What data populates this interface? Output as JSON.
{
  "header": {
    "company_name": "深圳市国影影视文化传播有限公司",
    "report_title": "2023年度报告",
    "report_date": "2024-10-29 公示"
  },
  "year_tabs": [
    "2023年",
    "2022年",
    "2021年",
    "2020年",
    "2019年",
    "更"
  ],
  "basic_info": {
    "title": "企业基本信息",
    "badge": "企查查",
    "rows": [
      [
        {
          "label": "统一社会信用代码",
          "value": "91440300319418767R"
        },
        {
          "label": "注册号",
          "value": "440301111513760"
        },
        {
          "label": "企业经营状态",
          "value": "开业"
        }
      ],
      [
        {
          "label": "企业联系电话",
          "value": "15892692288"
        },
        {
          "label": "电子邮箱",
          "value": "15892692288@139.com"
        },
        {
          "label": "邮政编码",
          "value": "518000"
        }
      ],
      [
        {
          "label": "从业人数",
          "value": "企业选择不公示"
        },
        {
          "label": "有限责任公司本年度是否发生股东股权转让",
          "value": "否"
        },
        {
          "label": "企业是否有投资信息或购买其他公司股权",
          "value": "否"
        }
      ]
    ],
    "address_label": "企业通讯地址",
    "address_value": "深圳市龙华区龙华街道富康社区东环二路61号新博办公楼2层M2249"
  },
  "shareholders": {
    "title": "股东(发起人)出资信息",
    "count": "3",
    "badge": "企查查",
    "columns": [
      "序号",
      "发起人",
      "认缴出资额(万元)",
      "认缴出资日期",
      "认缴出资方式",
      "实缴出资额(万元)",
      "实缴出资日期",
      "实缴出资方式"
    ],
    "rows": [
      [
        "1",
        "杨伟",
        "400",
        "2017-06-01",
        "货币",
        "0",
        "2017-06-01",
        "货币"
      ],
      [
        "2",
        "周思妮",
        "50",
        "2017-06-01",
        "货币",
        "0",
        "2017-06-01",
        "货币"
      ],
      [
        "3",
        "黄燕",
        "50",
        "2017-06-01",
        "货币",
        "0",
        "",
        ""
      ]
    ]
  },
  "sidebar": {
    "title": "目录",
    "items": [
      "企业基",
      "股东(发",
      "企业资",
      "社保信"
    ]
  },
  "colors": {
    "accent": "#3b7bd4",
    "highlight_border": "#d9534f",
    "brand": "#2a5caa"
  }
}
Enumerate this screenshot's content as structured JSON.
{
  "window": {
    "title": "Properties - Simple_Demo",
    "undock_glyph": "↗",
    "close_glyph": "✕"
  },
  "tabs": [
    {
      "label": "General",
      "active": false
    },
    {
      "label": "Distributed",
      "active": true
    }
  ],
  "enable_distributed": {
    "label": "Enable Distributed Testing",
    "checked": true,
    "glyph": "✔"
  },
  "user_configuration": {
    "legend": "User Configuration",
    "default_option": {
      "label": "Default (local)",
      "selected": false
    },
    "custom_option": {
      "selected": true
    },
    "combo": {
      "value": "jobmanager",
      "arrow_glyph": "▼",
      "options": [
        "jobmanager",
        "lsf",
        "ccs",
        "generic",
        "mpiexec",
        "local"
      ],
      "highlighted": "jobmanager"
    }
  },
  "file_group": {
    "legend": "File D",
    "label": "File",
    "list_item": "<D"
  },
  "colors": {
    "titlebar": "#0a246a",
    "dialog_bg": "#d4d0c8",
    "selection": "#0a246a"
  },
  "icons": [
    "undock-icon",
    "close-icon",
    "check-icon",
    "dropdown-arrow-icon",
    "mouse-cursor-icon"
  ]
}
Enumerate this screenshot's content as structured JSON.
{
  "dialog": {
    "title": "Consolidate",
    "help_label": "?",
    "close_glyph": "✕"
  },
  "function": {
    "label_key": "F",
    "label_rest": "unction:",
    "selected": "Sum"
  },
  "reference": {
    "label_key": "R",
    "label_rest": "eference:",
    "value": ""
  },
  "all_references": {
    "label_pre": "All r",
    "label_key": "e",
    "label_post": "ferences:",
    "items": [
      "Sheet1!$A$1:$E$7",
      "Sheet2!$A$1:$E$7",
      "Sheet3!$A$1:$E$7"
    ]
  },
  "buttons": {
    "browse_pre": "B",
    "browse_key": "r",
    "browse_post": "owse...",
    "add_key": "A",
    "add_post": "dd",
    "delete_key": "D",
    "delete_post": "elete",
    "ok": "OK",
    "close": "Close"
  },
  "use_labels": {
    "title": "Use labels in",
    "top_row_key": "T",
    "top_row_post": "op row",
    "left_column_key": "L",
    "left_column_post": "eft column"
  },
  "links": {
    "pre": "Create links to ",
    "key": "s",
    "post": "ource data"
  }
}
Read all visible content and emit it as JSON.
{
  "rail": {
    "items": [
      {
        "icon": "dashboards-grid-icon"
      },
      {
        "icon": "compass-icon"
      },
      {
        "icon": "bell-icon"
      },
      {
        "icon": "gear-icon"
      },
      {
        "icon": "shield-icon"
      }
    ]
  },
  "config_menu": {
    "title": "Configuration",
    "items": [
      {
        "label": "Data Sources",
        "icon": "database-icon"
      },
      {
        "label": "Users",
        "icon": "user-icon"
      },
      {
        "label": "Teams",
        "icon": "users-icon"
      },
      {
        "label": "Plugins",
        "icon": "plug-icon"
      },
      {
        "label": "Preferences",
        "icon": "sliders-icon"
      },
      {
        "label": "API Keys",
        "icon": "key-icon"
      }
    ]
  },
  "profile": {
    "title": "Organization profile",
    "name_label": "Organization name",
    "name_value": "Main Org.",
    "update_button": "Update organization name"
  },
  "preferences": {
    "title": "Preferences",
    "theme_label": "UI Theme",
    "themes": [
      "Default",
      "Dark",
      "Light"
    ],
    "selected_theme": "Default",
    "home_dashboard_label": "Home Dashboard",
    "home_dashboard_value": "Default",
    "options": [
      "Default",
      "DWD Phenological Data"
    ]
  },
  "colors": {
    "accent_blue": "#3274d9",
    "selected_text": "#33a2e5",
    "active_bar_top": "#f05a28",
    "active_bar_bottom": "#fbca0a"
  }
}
☆ ☆ ☆ ☆
What the task requires:
Copy out every line of the data above, exactly as given.

Task result:
What data populates this interface? Output as JSON.
{
  "header": {
    "company_name": "深圳市国影影视文化传播有限公司",
    "report_title": "2023年度报告",
    "report_date": "2024-10-29 公示"
  },
  "year_tabs": [
    "2023年",
    "2022年",
    "2021年",
    "2020年",
    "2019年",
    "更"
  ],
  "basic_info": {
    "title": "企业基本信息",
    "badge": "企查查",
    "rows": [
      [
        {
          "label": "统一社会信用代码",
          "value": "91440300319418767R"
        },
        {
          "label": "注册号",
          "value": "440301111513760"
        },
        {
          "label": "企业经营状态",
          "value": "开业"
        }
      ],
      [
        {
          "label": "企业联系电话",
          "value": "15892692288"
        },
        {
          "label": "电子邮箱",
          "value": "15892692288@139.com"
        },
        {
          "label": "邮政编码",
          "value": "518000"
        }
      ],
      [
        {
          "label": "从业人数",
          "value": "企业选择不公示"
        },
        {
          "label": "有限责任公司本年度是否发生股东股权转让",
          "value": "否"
        },
        {
          "label": "企业是否有投资信息或购买其他公司股权",
          "value": "否"
        }
      ]
    ],
    "address_label": "企业通讯地址",
    "address_value": "深圳市龙华区龙华街道富康社区东环二路61号新博办公楼2层M2249"
  },
  "shareholders": {
    "title": "股东(发起人)出资信息",
    "count": "3",
    "badge": "企查查",
    "columns": [
      "序号",
      "发起人",
      "认缴出资额(万元)",
      "认缴出资日期",
      "认缴出资方式",
      "实缴出资额(万元)",
      "实缴出资日期",
      "实缴出资方式"
    ],
    "rows": [
      [
        "1",
        "杨伟",
        "400",
        "2017-06-01",
        "货币",
        "0",
        "2017-06-01",
        "货币"
      ],
      [
        "2",
        "周思妮",
        "50",
        "2017-06-01",
        "货币",
        "0",
        "2017-06-01",
        "货币"
      ],
      [
        "3",
        "黄燕",
        "50",
        "2017-06-01",
        "货币",
        "0",
        "",
        ""
      ]
    ]
  },
  "sidebar": {
    "title": "目录",
    "items": [
      "企业基",
      "股东(发",
      "企业资",
      "社保信"
    ]
  },
  "colors": {
    "accent": "#3b7bd4",
    "highlight_border": "#d9534f",
    "brand": "#2a5caa"
  }
}
Enumerate this screenshot's content as structured JSON.
{
  "window": {
    "title": "Properties - Simple_Demo",
    "undock_glyph": "↗",
    "close_glyph": "✕"
  },
  "tabs": [
    {
      "label": "General",
      "active": false
    },
    {
      "label": "Distributed",
      "active": true
    }
  ],
  "enable_distributed": {
    "label": "Enable Distributed Testing",
    "checked": true,
    "glyph": "✔"
  },
  "user_configuration": {
    "legend": "User Configuration",
    "default_option": {
      "label": "Default (local)",
      "selected": false
    },
    "custom_option": {
      "selected": true
    },
    "combo": {
      "value": "jobmanager",
      "arrow_glyph": "▼",
      "options": [
        "jobmanager",
        "lsf",
        "ccs",
        "generic",
        "mpiexec",
        "local"
      ],
      "highlighted": "jobmanager"
    }
  },
  "file_group": {
    "legend": "File D",
    "label": "File",
    "list_item": "<D"
  },
  "colors": {
    "titlebar": "#0a246a",
    "dialog_bg": "#d4d0c8",
    "selection": "#0a246a"
  },
  "icons": [
    "undock-icon",
    "close-icon",
    "check-icon",
    "dropdown-arrow-icon",
    "mouse-cursor-icon"
  ]
}
Enumerate this screenshot's content as structured JSON.
{
  "dialog": {
    "title": "Consolidate",
    "help_label": "?",
    "close_glyph": "✕"
  },
  "function": {
    "label_key": "F",
    "label_rest": "unction:",
    "selected": "Sum"
  },
  "reference": {
    "label_key": "R",
    "label_rest": "eference:",
    "value": ""
  },
  "all_references": {
    "label_pre": "All r",
    "label_key": "e",
    "label_post": "ferences:",
    "items": [
      "Sheet1!$A$1:$E$7",
      "Sheet2!$A$1:$E$7",
      "Sheet3!$A$1:$E$7"
    ]
  },
  "buttons": {
    "browse_pre": "B",
    "browse_key": "r",
    "browse_post": "owse...",
    "add_key": "A",
    "add_post": "dd",
    "delete_key": "D",
    "delete_post": "elete",
    "ok": "OK",
    "close": "Close"
  },
  "use_labels": {
    "title": "Use labels in",
    "top_row_key": "T",
    "top_row_post": "op row",
    "left_column_key": "L",
    "left_column_post": "eft column"
  },
  "links": {
    "pre": "Create links to ",
    "key": "s",
    "post": "ource data"
  }
}
Read all visible content and emit it as JSON.
{
  "rail": {
    "items": [
      {
        "icon": "dashboards-grid-icon"
      },
      {
        "icon": "compass-icon"
      },
      {
        "icon": "bell-icon"
      },
      {
        "icon": "gear-icon"
      },
      {
        "icon": "shield-icon"
      }
    ]
  },
  "config_menu": {
    "title": "Configuration",
    "items": [
      {
        "label": "Data Sources",
        "icon": "database-icon"
      },
      {
        "label": "Users",
        "icon": "user-icon"
      },
      {
        "label": "Teams",
        "icon": "users-icon"
      },
      {
        "label": "Plugins",
        "icon": "plug-icon"
      },
      {
        "label": "Preferences",
        "icon": "sliders-icon"
      },
      {
        "label": "API Keys",
        "icon": "key-icon"
      }
    ]
  },
  "profile": {
    "title": "Organization profile",
    "name_label": "Organization name",
    "name_value": "Main Org.",
    "update_button": "Update organization name"
  },
  "preferences": {
    "title": "Preferences",
    "theme_label": "UI Theme",
    "themes": [
      "Default",
      "Dark",
      "Light"
    ],
    "selected_theme": "Default",
    "home_dashboard_label": "Home Dashboard",
    "home_dashboard_value": "Default",
    "options": [
      "Default",
      "DWD Phenological Data"
    ]
  },
  "colors": {
    "accent_blue": "#3274d9",
    "selected_text": "#33a2e5",
    "active_bar_top": "#f05a28",
    "active_bar_bottom": "#fbca0a"
  }
}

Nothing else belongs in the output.